Dataset excerpts:
════════════════════

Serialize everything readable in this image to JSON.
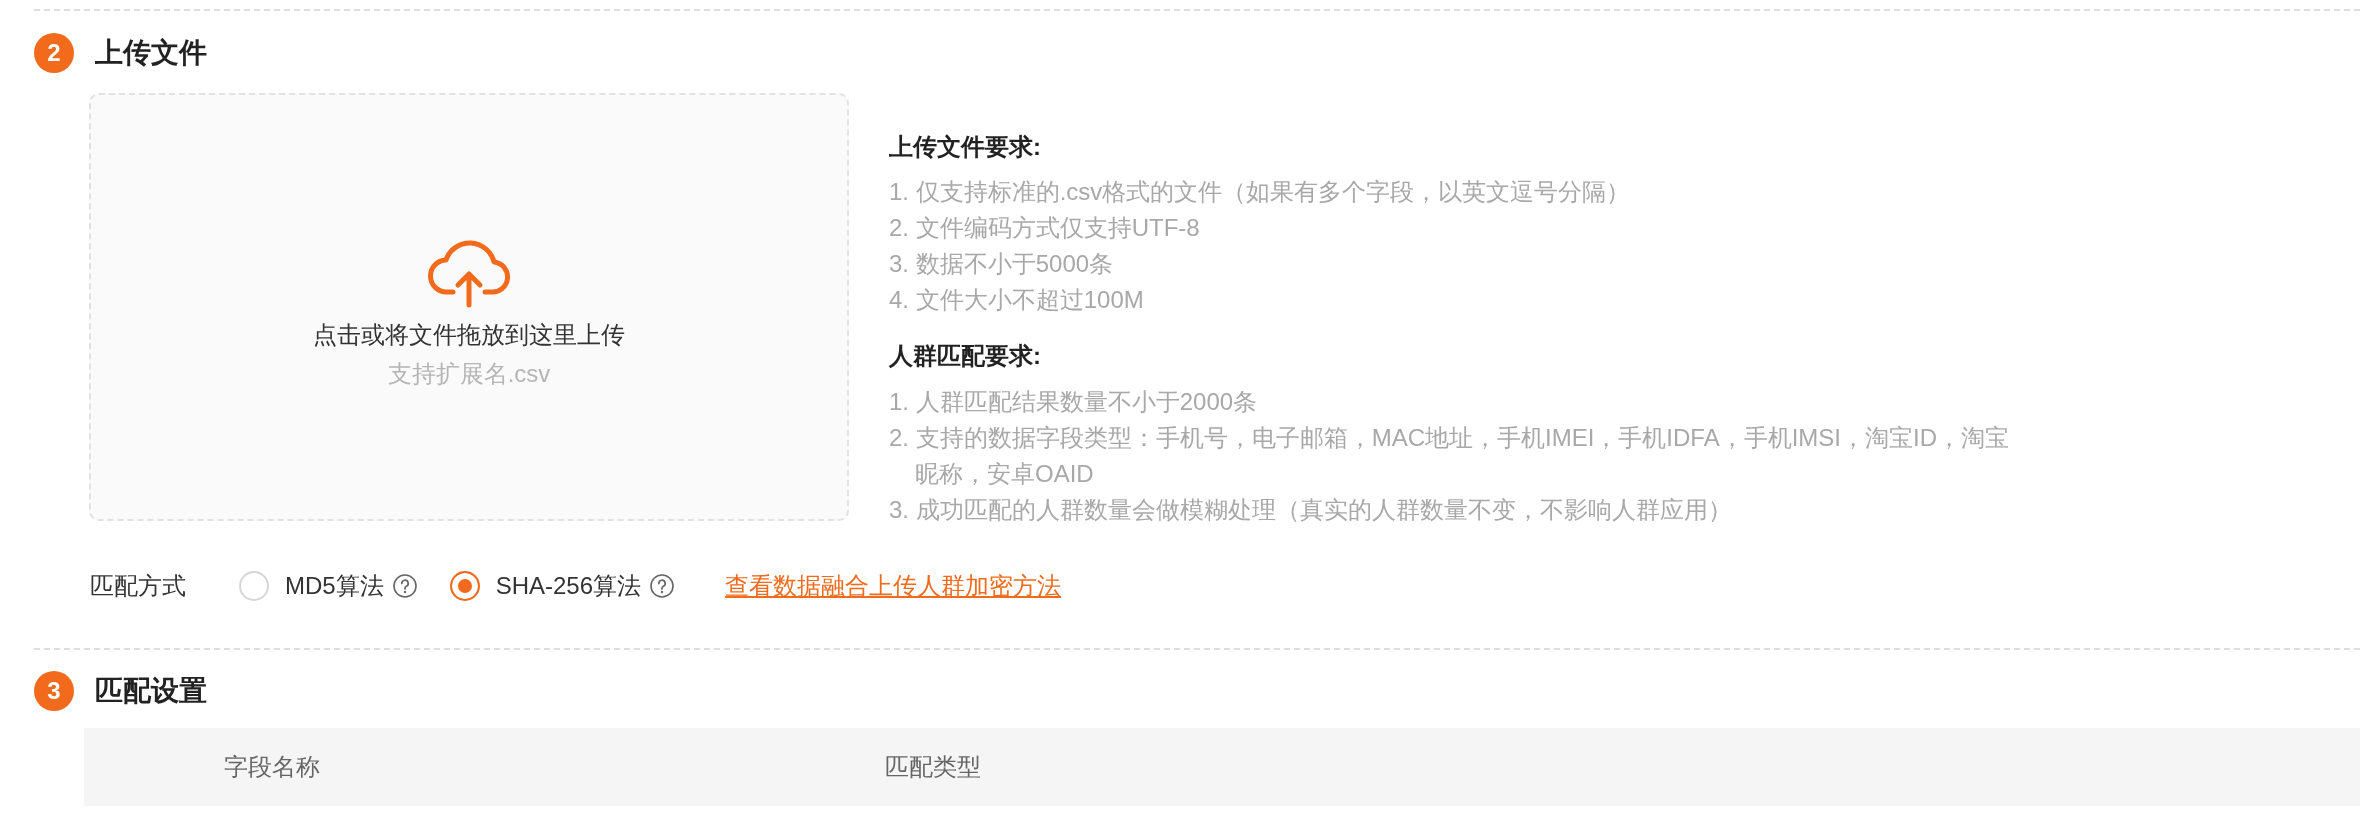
{
  "upload_section": {
    "step": "2",
    "title": "上传文件",
    "dropzone": {
      "prompt": "点击或将文件拖放到这里上传",
      "hint": "支持扩展名.csv"
    },
    "requirements": [
      {
        "heading": "上传文件要求:",
        "items": [
          "1. 仅支持标准的.csv格式的文件（如果有多个字段，以英文逗号分隔）",
          "2. 文件编码方式仅支持UTF-8",
          "3. 数据不小于5000条",
          "4. 文件大小不超过100M"
        ]
      },
      {
        "heading": "人群匹配要求:",
        "items": [
          "1. 人群匹配结果数量不小于2000条",
          "2. 支持的数据字段类型：手机号，电子邮箱，MAC地址，手机IMEI，手机IDFA，手机IMSI，淘宝ID，淘宝昵称，安卓OAID",
          "3. 成功匹配的人群数量会做模糊处理（真实的人群数量不变，不影响人群应用）"
        ]
      }
    ],
    "match_method": {
      "label": "匹配方式",
      "options": [
        {
          "label": "MD5算法",
          "selected": false
        },
        {
          "label": "SHA-256算法",
          "selected": true
        }
      ],
      "link": "查看数据融合上传人群加密方法"
    }
  },
  "match_section": {
    "step": "3",
    "title": "匹配设置",
    "table": {
      "columns": [
        "字段名称",
        "匹配类型"
      ]
    }
  }
}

════════════════════

▸ What to work on
Quote the listing above in full, except for the pictures.

▸ Result of this task
Serialize everything readable in this image to JSON.
{
  "upload_section": {
    "step": "2",
    "title": "上传文件",
    "dropzone": {
      "prompt": "点击或将文件拖放到这里上传",
      "hint": "支持扩展名.csv"
    },
    "requirements": [
      {
        "heading": "上传文件要求:",
        "items": [
          "1. 仅支持标准的.csv格式的文件（如果有多个字段，以英文逗号分隔）",
          "2. 文件编码方式仅支持UTF-8",
          "3. 数据不小于5000条",
          "4. 文件大小不超过100M"
        ]
      },
      {
        "heading": "人群匹配要求:",
        "items": [
          "1. 人群匹配结果数量不小于2000条",
          "2. 支持的数据字段类型：手机号，电子邮箱，MAC地址，手机IMEI，手机IDFA，手机IMSI，淘宝ID，淘宝昵称，安卓OAID",
          "3. 成功匹配的人群数量会做模糊处理（真实的人群数量不变，不影响人群应用）"
        ]
      }
    ],
    "match_method": {
      "label": "匹配方式",
      "options": [
        {
          "label": "MD5算法",
          "selected": false
        },
        {
          "label": "SHA-256算法",
          "selected": true
        }
      ],
      "link": "查看数据融合上传人群加密方法"
    }
  },
  "match_section": {
    "step": "3",
    "title": "匹配设置",
    "table": {
      "columns": [
        "字段名称",
        "匹配类型"
      ]
    }
  }
}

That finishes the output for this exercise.